* EXERCISE DETAILS *
Whenever a line in the data contains "biến", show that line.

Document page transcript entries:
-- Opening Marker --
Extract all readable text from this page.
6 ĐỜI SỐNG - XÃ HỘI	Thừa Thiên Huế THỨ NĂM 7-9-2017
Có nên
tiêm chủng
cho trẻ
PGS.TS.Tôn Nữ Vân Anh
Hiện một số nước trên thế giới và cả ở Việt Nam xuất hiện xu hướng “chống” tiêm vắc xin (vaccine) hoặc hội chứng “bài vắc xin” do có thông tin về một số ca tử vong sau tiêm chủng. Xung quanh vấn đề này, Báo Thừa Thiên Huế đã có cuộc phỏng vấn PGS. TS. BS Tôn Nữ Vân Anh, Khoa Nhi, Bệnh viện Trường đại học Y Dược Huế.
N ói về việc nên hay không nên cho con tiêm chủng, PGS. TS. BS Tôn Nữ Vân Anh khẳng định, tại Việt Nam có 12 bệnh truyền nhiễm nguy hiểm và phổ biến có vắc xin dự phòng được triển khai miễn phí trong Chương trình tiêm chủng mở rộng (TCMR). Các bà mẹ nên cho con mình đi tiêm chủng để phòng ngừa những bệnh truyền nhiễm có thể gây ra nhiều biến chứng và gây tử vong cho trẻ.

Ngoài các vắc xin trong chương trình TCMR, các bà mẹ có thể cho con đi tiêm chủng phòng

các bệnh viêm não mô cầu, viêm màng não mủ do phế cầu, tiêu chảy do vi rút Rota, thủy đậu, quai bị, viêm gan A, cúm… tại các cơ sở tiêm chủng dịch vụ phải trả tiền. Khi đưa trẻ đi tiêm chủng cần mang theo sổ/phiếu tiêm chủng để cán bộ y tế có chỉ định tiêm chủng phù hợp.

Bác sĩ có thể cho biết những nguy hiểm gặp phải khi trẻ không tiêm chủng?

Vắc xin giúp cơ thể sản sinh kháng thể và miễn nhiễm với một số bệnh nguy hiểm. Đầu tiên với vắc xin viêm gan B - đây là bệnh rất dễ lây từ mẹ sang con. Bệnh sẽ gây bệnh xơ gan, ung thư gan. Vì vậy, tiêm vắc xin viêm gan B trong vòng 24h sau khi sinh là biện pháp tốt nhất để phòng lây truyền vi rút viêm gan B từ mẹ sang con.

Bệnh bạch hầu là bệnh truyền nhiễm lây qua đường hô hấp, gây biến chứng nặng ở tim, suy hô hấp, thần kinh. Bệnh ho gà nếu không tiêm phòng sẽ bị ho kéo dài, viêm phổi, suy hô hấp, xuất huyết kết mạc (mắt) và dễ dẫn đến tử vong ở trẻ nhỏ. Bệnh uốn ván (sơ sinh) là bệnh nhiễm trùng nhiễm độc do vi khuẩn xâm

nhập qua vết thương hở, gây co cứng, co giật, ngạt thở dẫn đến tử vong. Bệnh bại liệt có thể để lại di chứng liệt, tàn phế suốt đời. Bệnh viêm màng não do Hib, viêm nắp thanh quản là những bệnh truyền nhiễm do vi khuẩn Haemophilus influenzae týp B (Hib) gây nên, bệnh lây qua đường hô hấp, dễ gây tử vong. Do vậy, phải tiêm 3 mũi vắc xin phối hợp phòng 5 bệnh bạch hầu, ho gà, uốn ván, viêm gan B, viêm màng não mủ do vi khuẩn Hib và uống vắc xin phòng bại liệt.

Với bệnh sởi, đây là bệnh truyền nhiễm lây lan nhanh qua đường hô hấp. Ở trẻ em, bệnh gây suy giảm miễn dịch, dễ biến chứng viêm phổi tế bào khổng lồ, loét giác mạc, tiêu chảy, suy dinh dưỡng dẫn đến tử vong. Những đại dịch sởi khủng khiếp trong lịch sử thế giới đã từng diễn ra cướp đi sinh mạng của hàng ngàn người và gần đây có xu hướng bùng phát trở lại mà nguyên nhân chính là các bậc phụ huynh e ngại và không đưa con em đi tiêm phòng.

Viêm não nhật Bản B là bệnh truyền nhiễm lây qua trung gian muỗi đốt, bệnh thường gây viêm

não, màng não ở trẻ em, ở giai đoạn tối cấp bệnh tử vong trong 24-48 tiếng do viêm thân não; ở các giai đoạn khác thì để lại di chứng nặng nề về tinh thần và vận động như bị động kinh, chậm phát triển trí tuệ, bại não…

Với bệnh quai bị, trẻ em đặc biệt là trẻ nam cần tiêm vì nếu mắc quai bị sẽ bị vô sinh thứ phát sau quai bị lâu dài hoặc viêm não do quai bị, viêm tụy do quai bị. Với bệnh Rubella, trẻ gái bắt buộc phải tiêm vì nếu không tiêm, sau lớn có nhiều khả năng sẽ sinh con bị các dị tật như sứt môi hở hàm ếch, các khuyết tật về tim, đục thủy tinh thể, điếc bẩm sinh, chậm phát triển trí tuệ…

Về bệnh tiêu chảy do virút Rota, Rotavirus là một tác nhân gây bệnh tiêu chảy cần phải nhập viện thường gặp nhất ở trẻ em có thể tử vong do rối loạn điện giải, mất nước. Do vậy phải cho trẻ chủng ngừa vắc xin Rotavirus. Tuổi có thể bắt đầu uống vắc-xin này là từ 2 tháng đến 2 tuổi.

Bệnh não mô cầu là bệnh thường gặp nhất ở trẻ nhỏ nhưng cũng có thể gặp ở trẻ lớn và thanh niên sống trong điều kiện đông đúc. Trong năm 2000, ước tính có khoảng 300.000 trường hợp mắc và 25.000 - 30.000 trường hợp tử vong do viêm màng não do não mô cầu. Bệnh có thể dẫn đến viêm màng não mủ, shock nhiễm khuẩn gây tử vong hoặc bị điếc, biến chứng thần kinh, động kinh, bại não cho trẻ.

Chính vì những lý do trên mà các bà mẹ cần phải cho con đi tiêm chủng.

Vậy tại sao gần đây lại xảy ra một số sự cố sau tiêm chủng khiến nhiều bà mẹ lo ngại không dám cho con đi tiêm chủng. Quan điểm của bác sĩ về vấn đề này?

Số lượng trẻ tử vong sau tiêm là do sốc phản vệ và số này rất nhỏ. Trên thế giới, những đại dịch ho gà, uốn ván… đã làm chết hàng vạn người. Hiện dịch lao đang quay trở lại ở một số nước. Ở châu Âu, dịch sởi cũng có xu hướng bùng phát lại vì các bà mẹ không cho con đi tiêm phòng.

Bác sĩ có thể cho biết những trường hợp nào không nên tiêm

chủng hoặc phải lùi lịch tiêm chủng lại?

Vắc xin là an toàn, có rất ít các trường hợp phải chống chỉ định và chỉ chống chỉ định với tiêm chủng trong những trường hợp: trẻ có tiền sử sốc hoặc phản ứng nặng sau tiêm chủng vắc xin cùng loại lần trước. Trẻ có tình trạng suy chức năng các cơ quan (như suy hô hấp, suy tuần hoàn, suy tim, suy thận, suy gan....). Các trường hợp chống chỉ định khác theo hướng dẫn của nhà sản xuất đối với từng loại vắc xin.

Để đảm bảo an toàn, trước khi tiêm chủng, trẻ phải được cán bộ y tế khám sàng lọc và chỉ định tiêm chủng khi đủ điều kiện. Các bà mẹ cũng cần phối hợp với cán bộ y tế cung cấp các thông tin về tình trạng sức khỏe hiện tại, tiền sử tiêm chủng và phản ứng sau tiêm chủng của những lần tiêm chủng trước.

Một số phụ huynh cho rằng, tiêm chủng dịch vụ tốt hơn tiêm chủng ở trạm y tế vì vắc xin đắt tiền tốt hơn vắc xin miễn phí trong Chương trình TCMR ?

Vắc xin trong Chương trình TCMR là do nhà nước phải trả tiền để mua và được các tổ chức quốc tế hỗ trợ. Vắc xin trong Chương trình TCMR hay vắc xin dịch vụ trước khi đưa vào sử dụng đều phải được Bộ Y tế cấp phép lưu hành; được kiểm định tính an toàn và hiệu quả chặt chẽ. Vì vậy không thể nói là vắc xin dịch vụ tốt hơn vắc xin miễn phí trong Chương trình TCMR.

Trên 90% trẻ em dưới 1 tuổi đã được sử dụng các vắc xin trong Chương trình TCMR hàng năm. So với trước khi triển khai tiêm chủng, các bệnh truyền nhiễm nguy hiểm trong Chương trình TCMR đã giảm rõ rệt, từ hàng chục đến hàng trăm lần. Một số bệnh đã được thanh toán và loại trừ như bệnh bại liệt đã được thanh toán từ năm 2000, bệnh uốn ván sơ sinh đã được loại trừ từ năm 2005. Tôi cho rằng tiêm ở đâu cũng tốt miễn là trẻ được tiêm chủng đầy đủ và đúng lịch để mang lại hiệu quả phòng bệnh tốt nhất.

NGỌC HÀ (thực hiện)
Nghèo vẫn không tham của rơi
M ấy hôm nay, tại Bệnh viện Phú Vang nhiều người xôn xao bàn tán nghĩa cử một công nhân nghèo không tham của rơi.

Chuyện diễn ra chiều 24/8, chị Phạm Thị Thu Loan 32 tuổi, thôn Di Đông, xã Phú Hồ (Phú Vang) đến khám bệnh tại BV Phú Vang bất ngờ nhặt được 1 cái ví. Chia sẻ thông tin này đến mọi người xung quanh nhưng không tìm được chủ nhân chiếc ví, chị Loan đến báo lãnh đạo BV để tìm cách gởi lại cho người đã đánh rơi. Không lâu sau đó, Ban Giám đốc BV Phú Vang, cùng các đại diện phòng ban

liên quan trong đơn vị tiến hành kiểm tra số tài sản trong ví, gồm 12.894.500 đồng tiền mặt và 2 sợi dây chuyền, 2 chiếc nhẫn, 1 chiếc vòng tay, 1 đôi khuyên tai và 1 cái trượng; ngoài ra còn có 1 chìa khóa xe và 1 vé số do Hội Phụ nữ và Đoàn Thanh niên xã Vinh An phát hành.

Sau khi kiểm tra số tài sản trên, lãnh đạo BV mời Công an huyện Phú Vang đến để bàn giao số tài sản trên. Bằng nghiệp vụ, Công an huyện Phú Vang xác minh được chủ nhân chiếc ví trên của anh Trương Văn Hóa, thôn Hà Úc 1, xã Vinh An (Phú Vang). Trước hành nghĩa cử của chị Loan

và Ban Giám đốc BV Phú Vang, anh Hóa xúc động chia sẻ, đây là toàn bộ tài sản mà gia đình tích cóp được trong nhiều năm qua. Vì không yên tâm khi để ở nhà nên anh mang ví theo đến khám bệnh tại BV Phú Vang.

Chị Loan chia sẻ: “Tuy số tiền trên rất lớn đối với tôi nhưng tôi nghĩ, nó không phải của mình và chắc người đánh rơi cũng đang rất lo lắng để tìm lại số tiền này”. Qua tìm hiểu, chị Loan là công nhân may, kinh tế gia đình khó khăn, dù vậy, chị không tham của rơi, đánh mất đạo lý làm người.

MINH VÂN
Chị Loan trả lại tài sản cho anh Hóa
-- Closing Marker --
* ANSWER SECTION *
N ói về việc nên hay không nên cho con tiêm chủng, PGS. TS. BS Tôn Nữ Vân Anh khẳng định, tại Việt Nam có 12 bệnh truyền nhiễm nguy hiểm và phổ biến có vắc xin dự phòng được triển khai miễn phí trong Chương trình tiêm chủng mở rộng (TCMR). Các bà mẹ nên cho con mình đi tiêm chủng để phòng ngừa những bệnh truyền nhiễm có thể gây ra nhiều biến chứng và gây tử vong cho trẻ.
Bệnh bạch hầu là bệnh truyền nhiễm lây qua đường hô hấp, gây biến chứng nặng ở tim, suy hô hấp, thần kinh. Bệnh ho gà nếu không tiêm phòng sẽ bị ho kéo dài, viêm phổi, suy hô hấp, xuất huyết kết mạc (mắt) và dễ dẫn đến tử vong ở trẻ nhỏ. Bệnh uốn ván (sơ sinh) là bệnh nhiễm trùng nhiễm độc do vi khuẩn xâm
Với bệnh sởi, đây là bệnh truyền nhiễm lây lan nhanh qua đường hô hấp. Ở trẻ em, bệnh gây suy giảm miễn dịch, dễ biến chứng viêm phổi tế bào khổng lồ, loét giác mạc, tiêu chảy, suy dinh dưỡng dẫn đến tử vong. Những đại dịch sởi khủng khiếp trong lịch sử thế giới đã từng diễn ra cướp đi sinh mạng của hàng ngàn người và gần đây có xu hướng bùng phát trở lại mà nguyên nhân chính là các bậc phụ huynh e ngại và không đưa con em đi tiêm phòng.
Bệnh não mô cầu là bệnh thường gặp nhất ở trẻ nhỏ nhưng cũng có thể gặp ở trẻ lớn và thanh niên sống trong điều kiện đông đúc. Trong năm 2000, ước tính có khoảng 300.000 trường hợp mắc và 25.000 - 30.000 trường hợp tử vong do viêm màng não do não mô cầu. Bệnh có thể dẫn đến viêm màng não mủ, shock nhiễm khuẩn gây tử vong hoặc bị điếc, biến chứng thần kinh, động kinh, bại não cho trẻ.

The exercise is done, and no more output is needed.